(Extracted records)

##############################

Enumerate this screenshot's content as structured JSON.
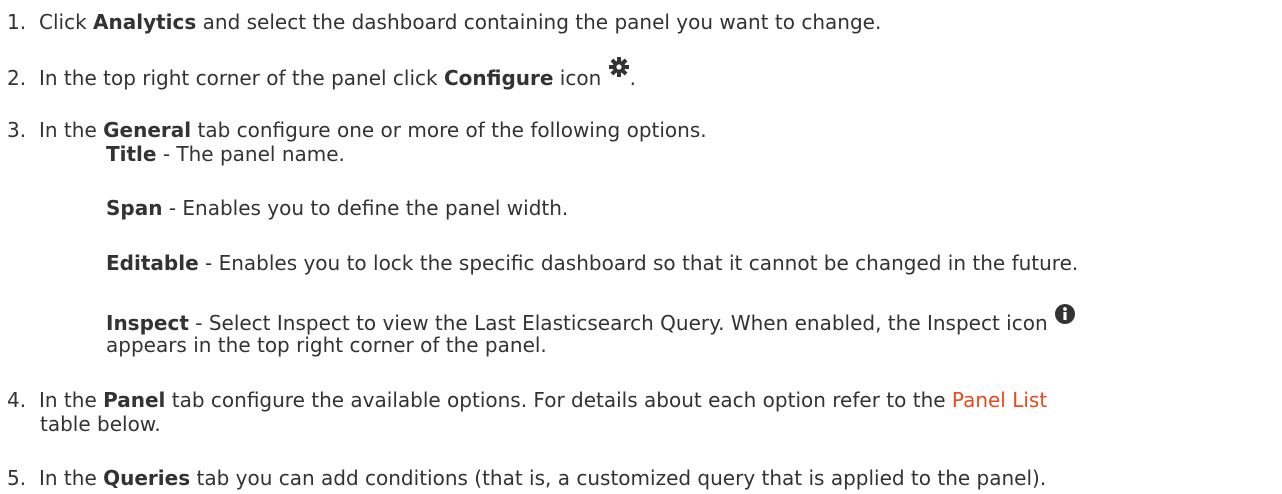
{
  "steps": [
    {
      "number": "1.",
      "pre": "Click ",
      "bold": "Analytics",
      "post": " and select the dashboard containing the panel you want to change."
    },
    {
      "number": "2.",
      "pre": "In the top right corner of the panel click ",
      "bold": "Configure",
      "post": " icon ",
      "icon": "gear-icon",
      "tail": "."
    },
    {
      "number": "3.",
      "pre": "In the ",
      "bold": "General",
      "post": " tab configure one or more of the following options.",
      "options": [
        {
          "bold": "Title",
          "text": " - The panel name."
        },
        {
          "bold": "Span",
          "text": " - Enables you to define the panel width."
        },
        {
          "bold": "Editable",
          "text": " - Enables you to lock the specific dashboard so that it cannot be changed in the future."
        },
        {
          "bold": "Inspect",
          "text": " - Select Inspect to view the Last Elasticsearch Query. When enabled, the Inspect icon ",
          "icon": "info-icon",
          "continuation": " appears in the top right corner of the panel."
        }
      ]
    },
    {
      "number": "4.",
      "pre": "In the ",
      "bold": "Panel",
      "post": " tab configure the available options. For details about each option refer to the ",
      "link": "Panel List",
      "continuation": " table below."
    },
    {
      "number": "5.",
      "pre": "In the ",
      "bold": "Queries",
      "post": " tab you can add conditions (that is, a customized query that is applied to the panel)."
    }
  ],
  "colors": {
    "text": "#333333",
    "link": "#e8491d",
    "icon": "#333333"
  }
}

##############################

- [Written task]:
Copy out every line of the data that includes the word "Enables".

- [Exercise output]:
          "text": " - Enables you to define the panel width."
          "text": " - Enables you to lock the specific dashboard so that it cannot be changed in the future."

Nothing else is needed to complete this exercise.